§ Given request: Can you copy every line of the material below without changing anything?

** BEGIN The data **

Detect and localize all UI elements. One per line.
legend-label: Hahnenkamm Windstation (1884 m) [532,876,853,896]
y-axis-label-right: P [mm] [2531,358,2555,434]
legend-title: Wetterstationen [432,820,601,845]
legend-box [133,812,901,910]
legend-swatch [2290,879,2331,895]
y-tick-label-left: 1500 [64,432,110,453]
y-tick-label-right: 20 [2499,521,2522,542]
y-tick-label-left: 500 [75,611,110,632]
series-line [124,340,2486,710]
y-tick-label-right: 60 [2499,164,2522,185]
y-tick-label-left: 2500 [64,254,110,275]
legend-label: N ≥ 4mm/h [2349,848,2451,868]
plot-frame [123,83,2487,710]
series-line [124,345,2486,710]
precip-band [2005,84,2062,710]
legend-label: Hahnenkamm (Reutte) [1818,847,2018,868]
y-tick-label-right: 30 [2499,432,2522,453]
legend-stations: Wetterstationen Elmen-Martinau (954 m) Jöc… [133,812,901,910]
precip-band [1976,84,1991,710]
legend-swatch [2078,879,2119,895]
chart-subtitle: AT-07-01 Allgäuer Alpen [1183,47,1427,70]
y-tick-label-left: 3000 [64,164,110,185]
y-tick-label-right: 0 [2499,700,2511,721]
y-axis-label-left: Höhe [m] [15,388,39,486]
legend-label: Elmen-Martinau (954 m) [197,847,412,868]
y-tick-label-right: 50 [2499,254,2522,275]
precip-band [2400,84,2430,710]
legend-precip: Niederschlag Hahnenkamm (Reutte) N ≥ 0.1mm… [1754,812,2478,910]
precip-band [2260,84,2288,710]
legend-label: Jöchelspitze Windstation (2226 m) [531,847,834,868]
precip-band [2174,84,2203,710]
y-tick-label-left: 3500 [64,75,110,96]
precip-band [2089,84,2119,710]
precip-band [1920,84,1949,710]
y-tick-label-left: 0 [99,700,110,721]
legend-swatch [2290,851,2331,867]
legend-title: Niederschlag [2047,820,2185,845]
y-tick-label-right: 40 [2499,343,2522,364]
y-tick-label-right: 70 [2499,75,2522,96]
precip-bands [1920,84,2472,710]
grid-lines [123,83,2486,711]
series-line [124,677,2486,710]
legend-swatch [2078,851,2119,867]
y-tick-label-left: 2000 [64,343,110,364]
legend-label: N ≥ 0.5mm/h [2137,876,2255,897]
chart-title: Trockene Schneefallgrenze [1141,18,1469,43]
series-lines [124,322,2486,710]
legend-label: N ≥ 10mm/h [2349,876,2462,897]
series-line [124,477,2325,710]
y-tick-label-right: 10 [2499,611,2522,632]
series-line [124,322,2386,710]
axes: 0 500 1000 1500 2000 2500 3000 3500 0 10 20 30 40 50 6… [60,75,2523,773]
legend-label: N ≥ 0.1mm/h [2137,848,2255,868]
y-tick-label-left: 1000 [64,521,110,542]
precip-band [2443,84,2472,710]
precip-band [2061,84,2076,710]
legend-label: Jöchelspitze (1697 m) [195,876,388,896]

** END The data **

§ Problem solution:
Detect and localize all UI elements. One per line.
legend-label: Hahnenkamm Windstation (1884 m) [532,876,853,896]
y-axis-label-right: P [mm] [2531,358,2555,434]
legend-title: Wetterstationen [432,820,601,845]
legend-box [133,812,901,910]
legend-swatch [2290,879,2331,895]
y-tick-label-left: 1500 [64,432,110,453]
y-tick-label-right: 20 [2499,521,2522,542]
y-tick-label-left: 500 [75,611,110,632]
series-line [124,340,2486,710]
y-tick-label-right: 60 [2499,164,2522,185]
y-tick-label-left: 2500 [64,254,110,275]
legend-label: N ≥ 4mm/h [2349,848,2451,868]
plot-frame [123,83,2487,710]
series-line [124,345,2486,710]
precip-band [2005,84,2062,710]
legend-label: Hahnenkamm (Reutte) [1818,847,2018,868]
y-tick-label-right: 30 [2499,432,2522,453]
legend-stations: Wetterstationen Elmen-Martinau (954 m) Jöc… [133,812,901,910]
precip-band [1976,84,1991,710]
legend-swatch [2078,879,2119,895]
chart-subtitle: AT-07-01 Allgäuer Alpen [1183,47,1427,70]
y-tick-label-left: 3000 [64,164,110,185]
y-tick-label-right: 0 [2499,700,2511,721]
y-axis-label-left: Höhe [m] [15,388,39,486]
legend-label: Elmen-Martinau (954 m) [197,847,412,868]
y-tick-label-right: 50 [2499,254,2522,275]
precip-band [2400,84,2430,710]
legend-precip: Niederschlag Hahnenkamm (Reutte) N ≥ 0.1mm… [1754,812,2478,910]
precip-band [2260,84,2288,710]
legend-label: Jöchelspitze Windstation (2226 m) [531,847,834,868]
precip-band [2174,84,2203,710]
y-tick-label-left: 3500 [64,75,110,96]
precip-band [2089,84,2119,710]
precip-band [1920,84,1949,710]
y-tick-label-left: 0 [99,700,110,721]
legend-swatch [2290,851,2331,867]
legend-title: Niederschlag [2047,820,2185,845]
y-tick-label-right: 40 [2499,343,2522,364]
y-tick-label-right: 70 [2499,75,2522,96]
precip-bands [1920,84,2472,710]
grid-lines [123,83,2486,711]
series-line [124,677,2486,710]
legend-swatch [2078,851,2119,867]
y-tick-label-left: 2000 [64,343,110,364]
legend-label: N ≥ 0.5mm/h [2137,876,2255,897]
chart-title: Trockene Schneefallgrenze [1141,18,1469,43]
series-lines [124,322,2486,710]
legend-label: N ≥ 10mm/h [2349,876,2462,897]
series-line [124,477,2325,710]
y-tick-label-right: 10 [2499,611,2522,632]
series-line [124,322,2386,710]
axes: 0 500 1000 1500 2000 2500 3000 3500 0 10 20 30 40 50 6… [60,75,2523,773]
legend-label: N ≥ 0.1mm/h [2137,848,2255,868]
y-tick-label-left: 1000 [64,521,110,542]
precip-band [2443,84,2472,710]
precip-band [2061,84,2076,710]
legend-label: Jöchelspitze (1697 m) [195,876,388,896]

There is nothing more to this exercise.